The problem >> Every entry must be repeated exactly. Exclude all pictures.

Data shown >>
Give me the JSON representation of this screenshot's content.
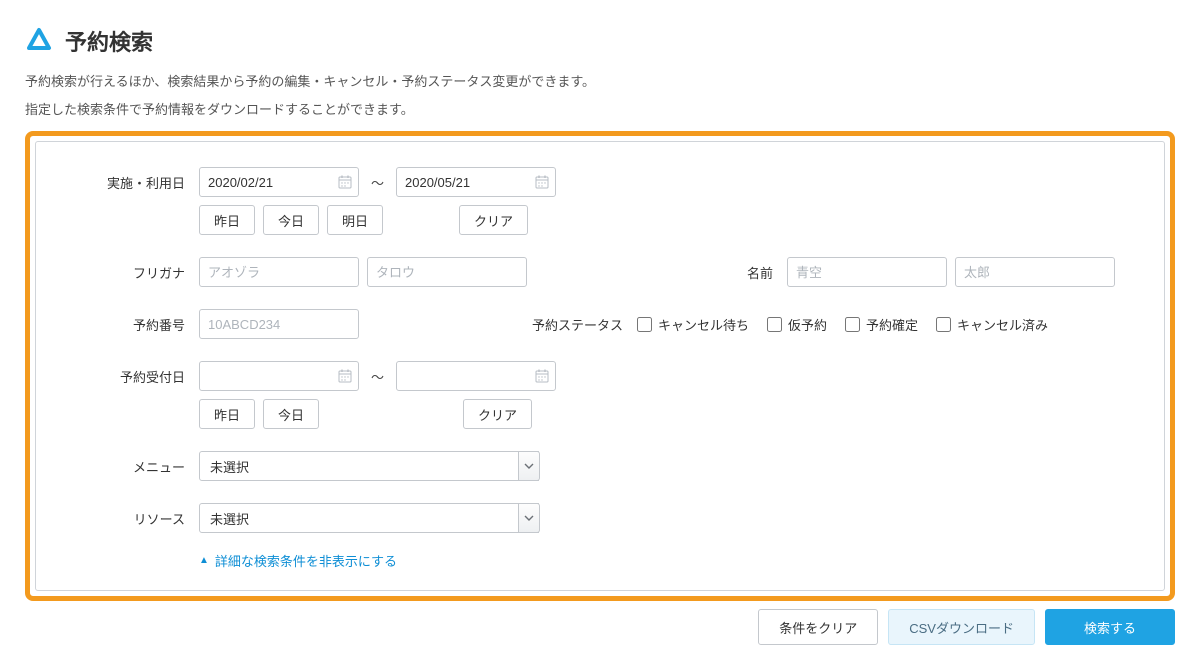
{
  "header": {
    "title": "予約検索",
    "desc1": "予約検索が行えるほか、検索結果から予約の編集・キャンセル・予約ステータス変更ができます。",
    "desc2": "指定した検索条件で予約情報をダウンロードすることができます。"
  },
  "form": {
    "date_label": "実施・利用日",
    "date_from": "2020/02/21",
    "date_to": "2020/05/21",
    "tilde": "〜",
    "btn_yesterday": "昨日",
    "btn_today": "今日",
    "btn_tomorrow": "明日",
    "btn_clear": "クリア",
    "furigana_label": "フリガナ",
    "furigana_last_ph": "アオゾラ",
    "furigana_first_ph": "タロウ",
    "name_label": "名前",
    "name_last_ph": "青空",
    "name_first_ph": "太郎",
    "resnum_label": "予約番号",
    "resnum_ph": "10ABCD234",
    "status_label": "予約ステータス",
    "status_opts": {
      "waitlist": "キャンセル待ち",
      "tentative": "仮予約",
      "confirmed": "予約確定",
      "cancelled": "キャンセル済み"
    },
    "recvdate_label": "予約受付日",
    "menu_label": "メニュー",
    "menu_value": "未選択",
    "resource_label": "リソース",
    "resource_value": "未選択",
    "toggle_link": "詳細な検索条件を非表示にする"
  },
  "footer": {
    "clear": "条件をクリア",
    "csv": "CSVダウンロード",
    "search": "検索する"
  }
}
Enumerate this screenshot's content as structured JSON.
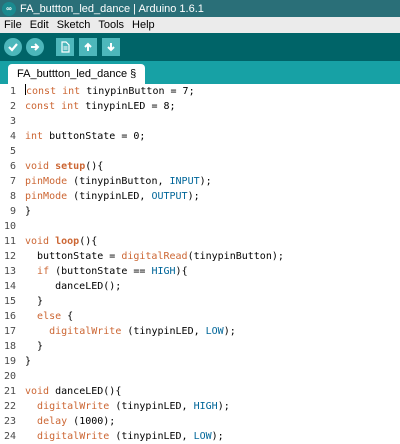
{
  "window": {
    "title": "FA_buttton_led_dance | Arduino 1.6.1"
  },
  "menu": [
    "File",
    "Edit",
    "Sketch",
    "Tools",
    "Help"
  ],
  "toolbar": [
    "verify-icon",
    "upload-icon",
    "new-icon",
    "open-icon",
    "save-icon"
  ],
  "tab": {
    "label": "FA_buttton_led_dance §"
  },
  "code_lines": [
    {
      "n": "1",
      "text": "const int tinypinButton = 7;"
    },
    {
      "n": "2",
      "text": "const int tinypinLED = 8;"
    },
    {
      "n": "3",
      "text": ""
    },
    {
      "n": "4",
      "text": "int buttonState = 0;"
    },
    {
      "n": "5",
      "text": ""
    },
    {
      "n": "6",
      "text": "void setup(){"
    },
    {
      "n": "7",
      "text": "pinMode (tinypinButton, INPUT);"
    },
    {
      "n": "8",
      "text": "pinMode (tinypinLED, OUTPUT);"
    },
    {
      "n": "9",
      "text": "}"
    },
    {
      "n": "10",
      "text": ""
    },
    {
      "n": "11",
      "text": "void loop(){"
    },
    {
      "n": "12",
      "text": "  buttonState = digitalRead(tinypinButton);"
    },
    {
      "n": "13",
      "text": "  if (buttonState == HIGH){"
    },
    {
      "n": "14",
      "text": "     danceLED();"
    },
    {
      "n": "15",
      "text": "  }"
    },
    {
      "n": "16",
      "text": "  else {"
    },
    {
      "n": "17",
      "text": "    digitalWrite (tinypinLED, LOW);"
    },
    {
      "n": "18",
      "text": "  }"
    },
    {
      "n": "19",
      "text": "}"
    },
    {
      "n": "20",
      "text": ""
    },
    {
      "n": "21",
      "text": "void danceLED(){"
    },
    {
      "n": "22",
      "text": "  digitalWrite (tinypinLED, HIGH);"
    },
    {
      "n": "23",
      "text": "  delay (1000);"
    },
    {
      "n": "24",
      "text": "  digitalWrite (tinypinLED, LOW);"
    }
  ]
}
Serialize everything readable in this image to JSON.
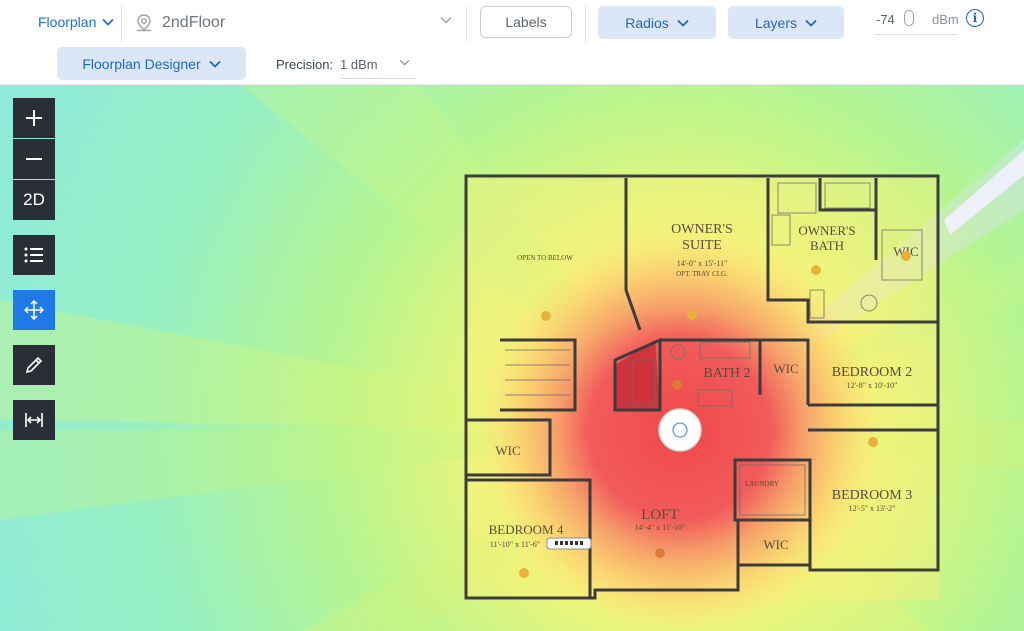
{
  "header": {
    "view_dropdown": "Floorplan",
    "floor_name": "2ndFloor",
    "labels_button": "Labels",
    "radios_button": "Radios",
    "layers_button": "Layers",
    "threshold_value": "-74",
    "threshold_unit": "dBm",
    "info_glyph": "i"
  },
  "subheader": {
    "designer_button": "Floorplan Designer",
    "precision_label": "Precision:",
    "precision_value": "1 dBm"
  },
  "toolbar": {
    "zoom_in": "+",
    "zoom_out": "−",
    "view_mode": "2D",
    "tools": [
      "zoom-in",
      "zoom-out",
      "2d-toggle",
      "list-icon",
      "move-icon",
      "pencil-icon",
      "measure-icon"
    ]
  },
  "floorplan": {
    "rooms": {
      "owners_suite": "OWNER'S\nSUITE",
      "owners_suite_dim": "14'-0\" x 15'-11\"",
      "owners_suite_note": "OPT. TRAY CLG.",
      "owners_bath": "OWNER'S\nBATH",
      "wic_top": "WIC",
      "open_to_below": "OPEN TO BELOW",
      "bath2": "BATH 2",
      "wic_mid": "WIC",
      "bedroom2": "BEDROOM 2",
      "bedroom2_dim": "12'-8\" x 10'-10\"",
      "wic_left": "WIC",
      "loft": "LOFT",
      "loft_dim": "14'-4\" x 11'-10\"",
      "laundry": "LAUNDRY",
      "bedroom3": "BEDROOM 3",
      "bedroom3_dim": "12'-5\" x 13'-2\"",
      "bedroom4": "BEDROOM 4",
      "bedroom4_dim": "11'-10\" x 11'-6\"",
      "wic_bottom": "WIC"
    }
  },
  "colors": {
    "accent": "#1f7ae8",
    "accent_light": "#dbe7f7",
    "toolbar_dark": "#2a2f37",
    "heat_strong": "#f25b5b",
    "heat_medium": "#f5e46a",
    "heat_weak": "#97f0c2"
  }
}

Output of the task >>
Give me the JSON representation of this screenshot's content.
{
  "header": {
    "title": "予約検索",
    "desc1": "予約検索が行えるほか、検索結果から予約の編集・キャンセル・予約ステータス変更ができます。",
    "desc2": "指定した検索条件で予約情報をダウンロードすることができます。"
  },
  "form": {
    "date_label": "実施・利用日",
    "date_from": "2020/02/21",
    "date_to": "2020/05/21",
    "tilde": "〜",
    "btn_yesterday": "昨日",
    "btn_today": "今日",
    "btn_tomorrow": "明日",
    "btn_clear": "クリア",
    "furigana_label": "フリガナ",
    "furigana_last_ph": "アオゾラ",
    "furigana_first_ph": "タロウ",
    "name_label": "名前",
    "name_last_ph": "青空",
    "name_first_ph": "太郎",
    "resnum_label": "予約番号",
    "resnum_ph": "10ABCD234",
    "status_label": "予約ステータス",
    "status_opts": {
      "waitlist": "キャンセル待ち",
      "tentative": "仮予約",
      "confirmed": "予約確定",
      "cancelled": "キャンセル済み"
    },
    "recvdate_label": "予約受付日",
    "menu_label": "メニュー",
    "menu_value": "未選択",
    "resource_label": "リソース",
    "resource_value": "未選択",
    "toggle_link": "詳細な検索条件を非表示にする"
  },
  "footer": {
    "clear": "条件をクリア",
    "csv": "CSVダウンロード",
    "search": "検索する"
  }
}
Enumerate this screenshot's content as structured JSON.
{
  "window": {
    "title": "FA_buttton_led_dance | Arduino 1.6.1"
  },
  "menu": [
    "File",
    "Edit",
    "Sketch",
    "Tools",
    "Help"
  ],
  "toolbar": [
    "verify-icon",
    "upload-icon",
    "new-icon",
    "open-icon",
    "save-icon"
  ],
  "tab": {
    "label": "FA_buttton_led_dance §"
  },
  "code_lines": [
    {
      "n": "1",
      "text": "const int tinypinButton = 7;"
    },
    {
      "n": "2",
      "text": "const int tinypinLED = 8;"
    },
    {
      "n": "3",
      "text": ""
    },
    {
      "n": "4",
      "text": "int buttonState = 0;"
    },
    {
      "n": "5",
      "text": ""
    },
    {
      "n": "6",
      "text": "void setup(){"
    },
    {
      "n": "7",
      "text": "pinMode (tinypinButton, INPUT);"
    },
    {
      "n": "8",
      "text": "pinMode (tinypinLED, OUTPUT);"
    },
    {
      "n": "9",
      "text": "}"
    },
    {
      "n": "10",
      "text": ""
    },
    {
      "n": "11",
      "text": "void loop(){"
    },
    {
      "n": "12",
      "text": "  buttonState = digitalRead(tinypinButton);"
    },
    {
      "n": "13",
      "text": "  if (buttonState == HIGH){"
    },
    {
      "n": "14",
      "text": "     danceLED();"
    },
    {
      "n": "15",
      "text": "  }"
    },
    {
      "n": "16",
      "text": "  else {"
    },
    {
      "n": "17",
      "text": "    digitalWrite (tinypinLED, LOW);"
    },
    {
      "n": "18",
      "text": "  }"
    },
    {
      "n": "19",
      "text": "}"
    },
    {
      "n": "20",
      "text": ""
    },
    {
      "n": "21",
      "text": "void danceLED(){"
    },
    {
      "n": "22",
      "text": "  digitalWrite (tinypinLED, HIGH);"
    },
    {
      "n": "23",
      "text": "  delay (1000);"
    },
    {
      "n": "24",
      "text": "  digitalWrite (tinypinLED, LOW);"
    }
  ]
}
Serialize everything readable in this image to JSON.
{
  "header": {
    "view_dropdown": "Floorplan",
    "floor_name": "2ndFloor",
    "labels_button": "Labels",
    "radios_button": "Radios",
    "layers_button": "Layers",
    "threshold_value": "-74",
    "threshold_unit": "dBm",
    "info_glyph": "i"
  },
  "subheader": {
    "designer_button": "Floorplan Designer",
    "precision_label": "Precision:",
    "precision_value": "1 dBm"
  },
  "toolbar": {
    "zoom_in": "+",
    "zoom_out": "−",
    "view_mode": "2D",
    "tools": [
      "zoom-in",
      "zoom-out",
      "2d-toggle",
      "list-icon",
      "move-icon",
      "pencil-icon",
      "measure-icon"
    ]
  },
  "floorplan": {
    "rooms": {
      "owners_suite": "OWNER'S\nSUITE",
      "owners_suite_dim": "14'-0\" x 15'-11\"",
      "owners_suite_note": "OPT. TRAY CLG.",
      "owners_bath": "OWNER'S\nBATH",
      "wic_top": "WIC",
      "open_to_below": "OPEN TO BELOW",
      "bath2": "BATH 2",
      "wic_mid": "WIC",
      "bedroom2": "BEDROOM 2",
      "bedroom2_dim": "12'-8\" x 10'-10\"",
      "wic_left": "WIC",
      "loft": "LOFT",
      "loft_dim": "14'-4\" x 11'-10\"",
      "laundry": "LAUNDRY",
      "bedroom3": "BEDROOM 3",
      "bedroom3_dim": "12'-5\" x 13'-2\"",
      "bedroom4": "BEDROOM 4",
      "bedroom4_dim": "11'-10\" x 11'-6\"",
      "wic_bottom": "WIC"
    }
  },
  "colors": {
    "accent": "#1f7ae8",
    "accent_light": "#dbe7f7",
    "toolbar_dark": "#2a2f37",
    "heat_strong": "#f25b5b",
    "heat_medium": "#f5e46a",
    "heat_weak": "#97f0c2"
  }
}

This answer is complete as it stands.